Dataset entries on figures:
----------------------------------------

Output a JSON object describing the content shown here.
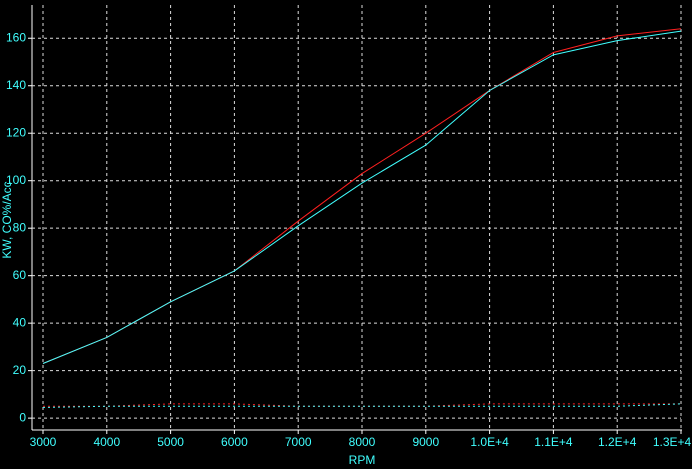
{
  "chart_data": {
    "type": "line",
    "x_label": "RPM",
    "y_label": "KW, CO%/Acc",
    "x": [
      3000,
      4000,
      5000,
      6000,
      7000,
      8000,
      9000,
      10000,
      11000,
      12000,
      13000
    ],
    "series": [
      {
        "color": "#ff2020",
        "dashed": false,
        "values": [
          23,
          34,
          49,
          62,
          83,
          103,
          120,
          138,
          154,
          161,
          164
        ]
      },
      {
        "color": "#40ffff",
        "dashed": false,
        "values": [
          23,
          34,
          49,
          62,
          81,
          99,
          115,
          138,
          153,
          159,
          163
        ]
      },
      {
        "color": "#ff2020",
        "dashed": true,
        "values": [
          5,
          5,
          6,
          6,
          5,
          5,
          5,
          6,
          6,
          6,
          6
        ]
      },
      {
        "color": "#40ffff",
        "dashed": true,
        "values": [
          4.5,
          5,
          5,
          5,
          5,
          5,
          5,
          5,
          5,
          5,
          6
        ]
      }
    ],
    "xlim": [
      3000,
      13000
    ],
    "ylim": [
      -5,
      174
    ],
    "xticks": [
      3000,
      4000,
      5000,
      6000,
      7000,
      8000,
      9000,
      {
        "value": 10000,
        "label": "1.0E+4"
      },
      {
        "value": 11000,
        "label": "1.1E+4"
      },
      {
        "value": 12000,
        "label": "1.2E+4"
      },
      {
        "value": 13000,
        "label": "1.3E+4"
      }
    ],
    "yticks": [
      0,
      20,
      40,
      60,
      80,
      100,
      120,
      140,
      160
    ],
    "grid": true
  }
}
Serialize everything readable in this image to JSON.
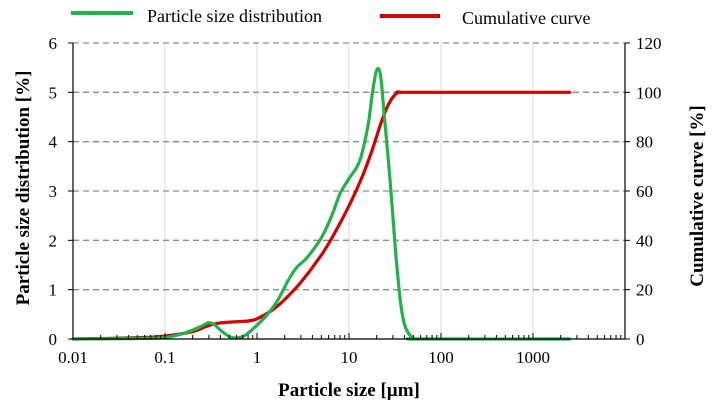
{
  "chart_data": {
    "type": "line",
    "xlabel": "Particle size [µm]",
    "ylabel_left": "Particle size distribution [%]",
    "ylabel_right": "Cumulative curve [%]",
    "x_scale": "log",
    "xlim": [
      0.01,
      10000
    ],
    "ylim_left": [
      0,
      6
    ],
    "ylim_right": [
      0,
      120
    ],
    "x_ticks": [
      {
        "value": 0.01,
        "label": "0.01"
      },
      {
        "value": 0.1,
        "label": "0.1"
      },
      {
        "value": 1,
        "label": "1"
      },
      {
        "value": 10,
        "label": "10"
      },
      {
        "value": 100,
        "label": "100"
      },
      {
        "value": 1000,
        "label": "1000"
      }
    ],
    "y_ticks_left": [
      "0",
      "1",
      "2",
      "3",
      "4",
      "5",
      "6"
    ],
    "y_ticks_right": [
      "0",
      "20",
      "40",
      "60",
      "80",
      "100",
      "120"
    ],
    "grid": "horizontal dashed, vertical solid light",
    "legend_position": "top",
    "series": [
      {
        "name": "Particle size distribution",
        "color": "#22b14c",
        "axis": "left",
        "points": [
          [
            0.01,
            0
          ],
          [
            0.05,
            0.01
          ],
          [
            0.1,
            0.03
          ],
          [
            0.15,
            0.1
          ],
          [
            0.2,
            0.18
          ],
          [
            0.25,
            0.26
          ],
          [
            0.3,
            0.33
          ],
          [
            0.35,
            0.28
          ],
          [
            0.4,
            0.18
          ],
          [
            0.5,
            0.05
          ],
          [
            0.6,
            0.02
          ],
          [
            0.7,
            0.05
          ],
          [
            0.8,
            0.12
          ],
          [
            1,
            0.28
          ],
          [
            1.3,
            0.5
          ],
          [
            1.7,
            0.8
          ],
          [
            2.2,
            1.2
          ],
          [
            2.7,
            1.45
          ],
          [
            3.5,
            1.65
          ],
          [
            5,
            2.05
          ],
          [
            6.5,
            2.5
          ],
          [
            8,
            2.95
          ],
          [
            10,
            3.25
          ],
          [
            13,
            3.6
          ],
          [
            16,
            4.3
          ],
          [
            18,
            5.0
          ],
          [
            20,
            5.45
          ],
          [
            22,
            5.35
          ],
          [
            24,
            4.6
          ],
          [
            28,
            3.2
          ],
          [
            32,
            1.8
          ],
          [
            36,
            0.8
          ],
          [
            40,
            0.3
          ],
          [
            45,
            0.1
          ],
          [
            50,
            0.02
          ],
          [
            60,
            0
          ],
          [
            2500,
            0
          ]
        ]
      },
      {
        "name": "Cumulative curve",
        "color": "#d00000",
        "axis": "right",
        "points": [
          [
            0.01,
            0
          ],
          [
            0.05,
            0.5
          ],
          [
            0.1,
            1.2
          ],
          [
            0.2,
            3
          ],
          [
            0.3,
            5.5
          ],
          [
            0.4,
            6.5
          ],
          [
            0.6,
            7
          ],
          [
            0.8,
            7.3
          ],
          [
            1,
            8.2
          ],
          [
            1.5,
            12
          ],
          [
            2,
            16
          ],
          [
            3,
            23
          ],
          [
            5,
            34
          ],
          [
            7,
            43
          ],
          [
            10,
            54
          ],
          [
            14,
            66
          ],
          [
            18,
            77
          ],
          [
            22,
            87
          ],
          [
            26,
            94
          ],
          [
            30,
            98
          ],
          [
            35,
            100
          ],
          [
            50,
            100
          ],
          [
            2500,
            100
          ]
        ]
      }
    ]
  }
}
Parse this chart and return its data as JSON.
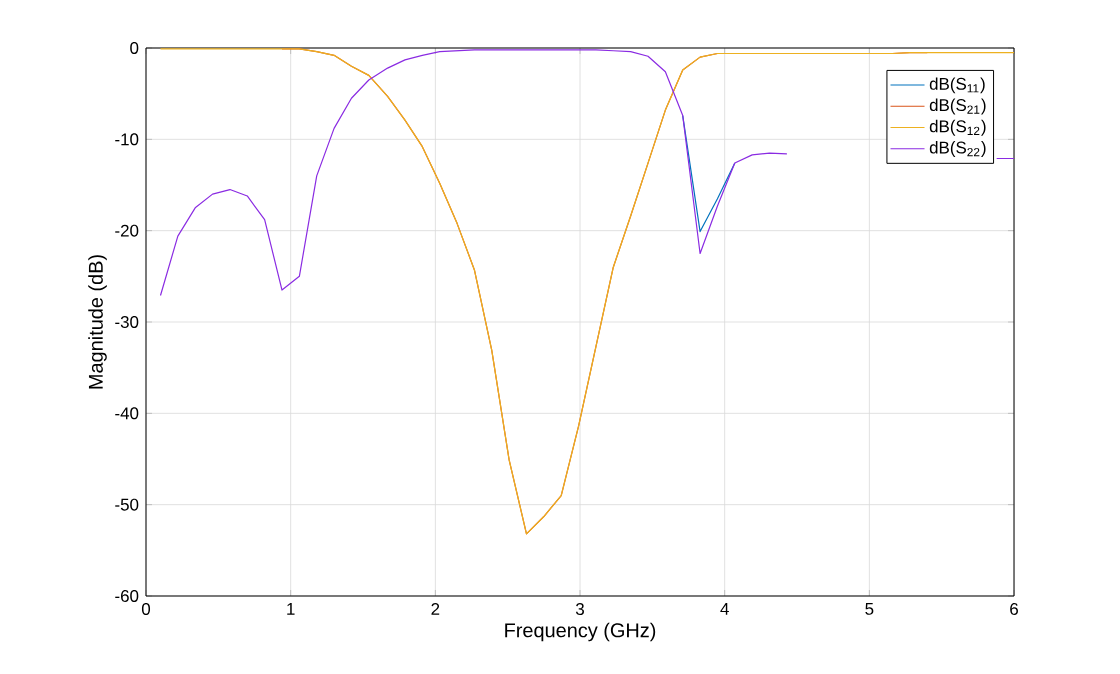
{
  "chart_data": {
    "type": "line",
    "xlabel": "Frequency (GHz)",
    "ylabel": "Magnitude (dB)",
    "x": [
      0.1,
      0.22,
      0.34,
      0.46,
      0.58,
      0.7,
      0.82,
      0.94,
      1.06,
      1.18,
      1.3,
      1.42,
      1.54,
      1.67,
      1.79,
      1.91,
      2.03,
      2.15,
      2.27,
      2.39,
      2.51,
      2.63,
      2.75,
      2.87,
      2.99,
      3.11,
      3.23,
      3.35,
      3.47,
      3.59,
      3.71,
      3.83,
      3.95,
      4.07,
      4.19,
      4.31,
      4.43,
      4.55,
      4.67,
      4.79,
      4.92,
      5.04,
      5.16,
      5.28,
      5.4,
      5.52,
      5.64,
      5.76,
      5.88,
      6.0
    ],
    "series": [
      {
        "name": "dB(S$_{11}$)",
        "color": "#0072bd",
        "values": [
          null,
          null,
          null,
          null,
          null,
          null,
          null,
          null,
          null,
          null,
          null,
          null,
          null,
          null,
          null,
          null,
          null,
          null,
          null,
          null,
          null,
          null,
          null,
          null,
          null,
          null,
          null,
          null,
          null,
          null,
          -7.4,
          -20.1,
          -16.5,
          -12.6,
          null,
          null,
          null,
          null,
          null,
          null,
          null,
          null,
          null,
          null,
          null,
          null,
          null,
          null,
          null,
          null
        ]
      },
      {
        "name": "dB(S$_{21}$)",
        "color": "#d95319",
        "values": [
          null,
          null,
          null,
          null,
          null,
          null,
          null,
          -0.1,
          -0.1,
          -0.4,
          -0.8,
          -2.0,
          -3.0,
          -5.3,
          -7.9,
          -10.8,
          -14.8,
          -19.2,
          -24.3,
          -33.1,
          -45.1,
          -53.2,
          -51.3,
          -49.0,
          -41.4,
          -32.7,
          -24.0,
          -18.4,
          -12.6,
          -6.8,
          -2.4,
          -1.0,
          -0.6,
          -0.6,
          -0.6,
          -0.6,
          -0.6,
          -0.6,
          -0.6,
          -0.6,
          -0.6,
          -0.6,
          -0.6,
          -0.5,
          -0.5,
          null,
          null,
          null,
          null,
          null
        ]
      },
      {
        "name": "dB(S$_{12}$)",
        "color": "#edb120",
        "values": [
          -0.1,
          -0.1,
          -0.1,
          -0.1,
          -0.1,
          -0.1,
          -0.1,
          -0.1,
          -0.1,
          -0.4,
          -0.8,
          -2.0,
          -3.0,
          -5.3,
          -7.9,
          -10.8,
          -14.8,
          -19.2,
          -24.3,
          -33.1,
          -45.1,
          -53.2,
          -51.3,
          -49.0,
          -41.4,
          -32.7,
          -24.0,
          -18.4,
          -12.6,
          -6.8,
          -2.4,
          -1.0,
          -0.6,
          -0.6,
          -0.6,
          -0.6,
          -0.6,
          -0.6,
          -0.6,
          -0.6,
          -0.6,
          -0.6,
          -0.6,
          -0.5,
          -0.5,
          -0.5,
          -0.5,
          -0.5,
          -0.5,
          -0.5
        ]
      },
      {
        "name": "dB(S$_{22}$)",
        "color": "#8a2be2",
        "values": [
          -27.1,
          -20.6,
          -17.5,
          -16.0,
          -15.5,
          -16.2,
          -18.8,
          -26.5,
          -25.0,
          -14.0,
          -8.8,
          -5.5,
          -3.5,
          -2.2,
          -1.3,
          -0.8,
          -0.4,
          -0.3,
          -0.2,
          -0.2,
          -0.2,
          -0.2,
          -0.2,
          -0.2,
          -0.2,
          -0.2,
          -0.3,
          -0.4,
          -0.9,
          -2.6,
          -7.4,
          -22.5,
          -17.3,
          -12.6,
          -11.7,
          -11.5,
          -11.6,
          null,
          null,
          null,
          null,
          null,
          null,
          null,
          null,
          null,
          null,
          null,
          -12.1,
          -12.1
        ]
      }
    ],
    "xlim": [
      0,
      6
    ],
    "xticks": [
      0,
      1,
      2,
      3,
      4,
      5,
      6
    ],
    "ylim": [
      -60,
      0
    ],
    "yticks": [
      -60,
      -50,
      -40,
      -30,
      -20,
      -10,
      0
    ],
    "grid": true,
    "legend": "top right",
    "marker": "none",
    "line_style": "solid"
  }
}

----------------------------------------

§ **Task description**:
Extract each line from the entries above that contains the string "xlabel".

§ **Answer to this task**:
    "xlabel": "Particle size [µm]",
    "xlabel": "Frequency (GHz)",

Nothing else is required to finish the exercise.